- [EXERCISE]: Pick out and copy every line below that has the word "colloidal".
-- start --
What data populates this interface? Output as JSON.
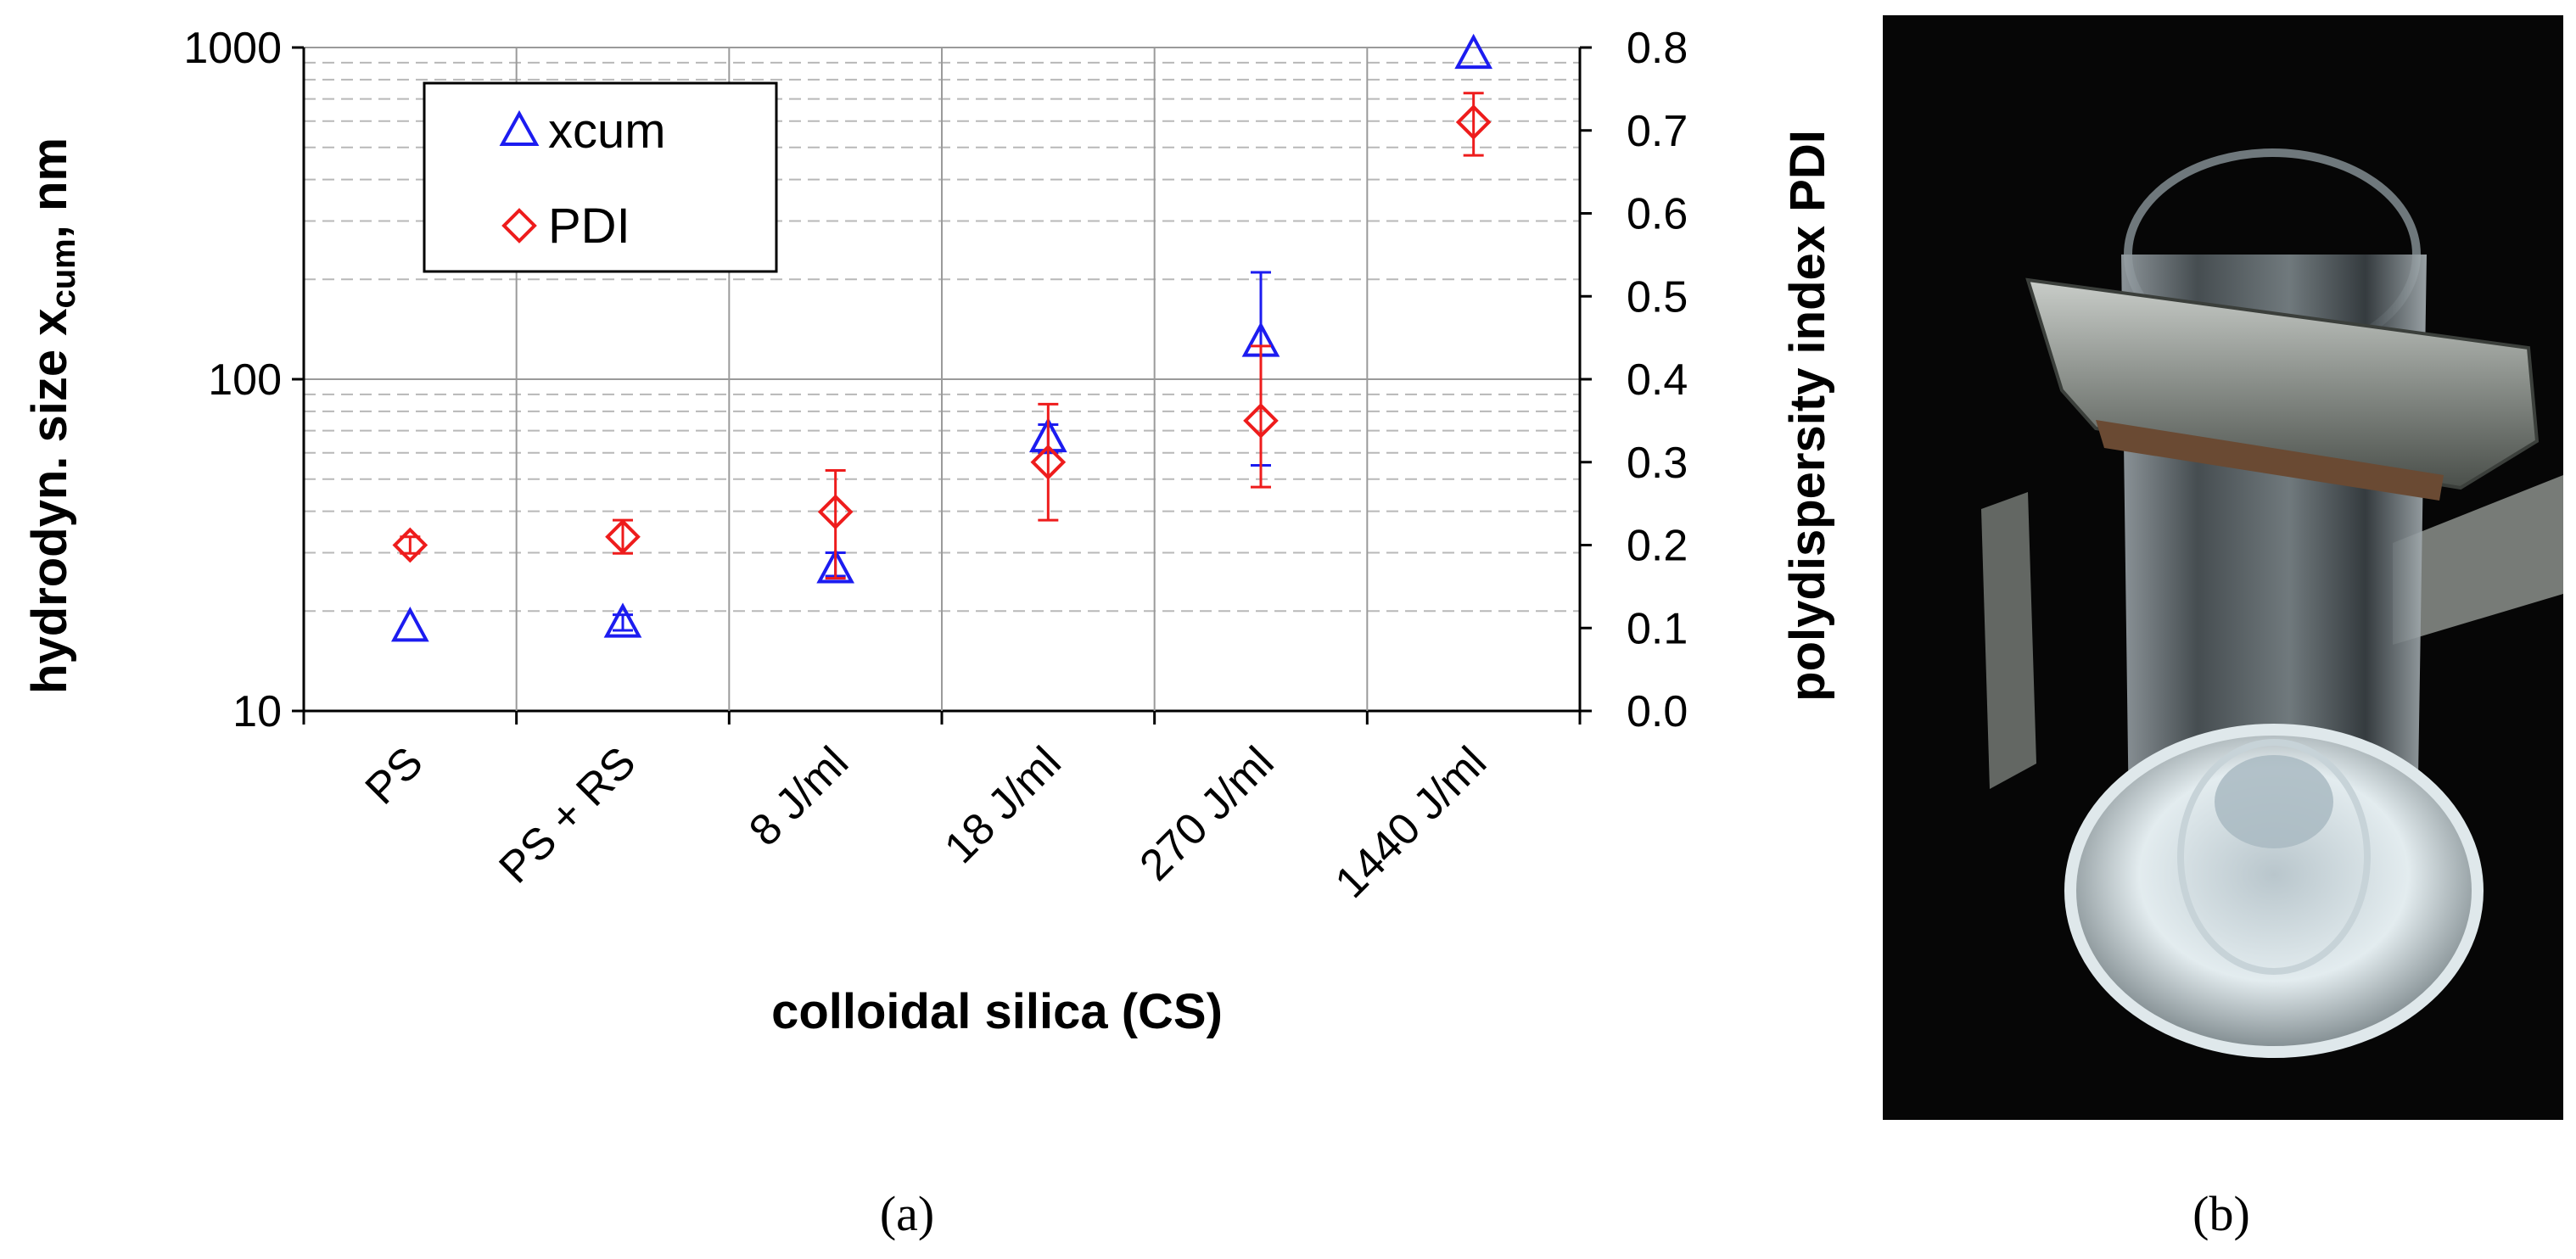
{
  "figure_labels": {
    "panel_a": "(a)",
    "panel_b": "(b)"
  },
  "photo": {
    "description_name": "glass vial with colloidal silica held by metal clamp"
  },
  "colors": {
    "xcum": "#1c1cf0",
    "pdi": "#ee1c1c",
    "grid_major": "#9a9a9a",
    "grid_minor": "#b8b8b8",
    "photo_bg": "#060606"
  },
  "chart_data": {
    "type": "scatter",
    "title": "",
    "xlabel": "colloidal silica (CS)",
    "ylabel_left": "hydrodyn. size x",
    "ylabel_left_sub": "cum",
    "ylabel_left_suffix": ", nm",
    "ylabel_right": "polydispersity index PDI",
    "y_left_scale": "log",
    "y_left_range": [
      10,
      1000
    ],
    "y_left_ticks": [
      "10",
      "100",
      "1000"
    ],
    "y_right_range": [
      0.0,
      0.8
    ],
    "y_right_ticks": [
      "0.0",
      "0.1",
      "0.2",
      "0.3",
      "0.4",
      "0.5",
      "0.6",
      "0.7",
      "0.8"
    ],
    "categories": [
      "PS",
      "PS + RS",
      "8 J/ml",
      "18 J/ml",
      "270 J/ml",
      "1440 J/ml"
    ],
    "legend_position": "top-left",
    "series": [
      {
        "name": "xcum",
        "axis": "left",
        "marker": "triangle",
        "values": [
          18,
          18.5,
          27,
          67,
          130,
          960
        ],
        "err_low": [
          null,
          17.5,
          25.5,
          60,
          55,
          null
        ],
        "err_high": [
          null,
          19.5,
          30,
          73,
          210,
          null
        ]
      },
      {
        "name": "PDI",
        "axis": "right",
        "marker": "diamond",
        "values": [
          0.2,
          0.21,
          0.24,
          0.3,
          0.35,
          0.71
        ],
        "err_low": [
          0.19,
          0.19,
          0.16,
          0.23,
          0.27,
          0.67
        ],
        "err_high": [
          0.21,
          0.23,
          0.29,
          0.37,
          0.44,
          0.745
        ]
      }
    ]
  }
}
-- end --
- [FULL SOLUTION]:
    "description_name": "glass vial with colloidal silica held by metal clamp"
    "xlabel": "colloidal silica (CS)",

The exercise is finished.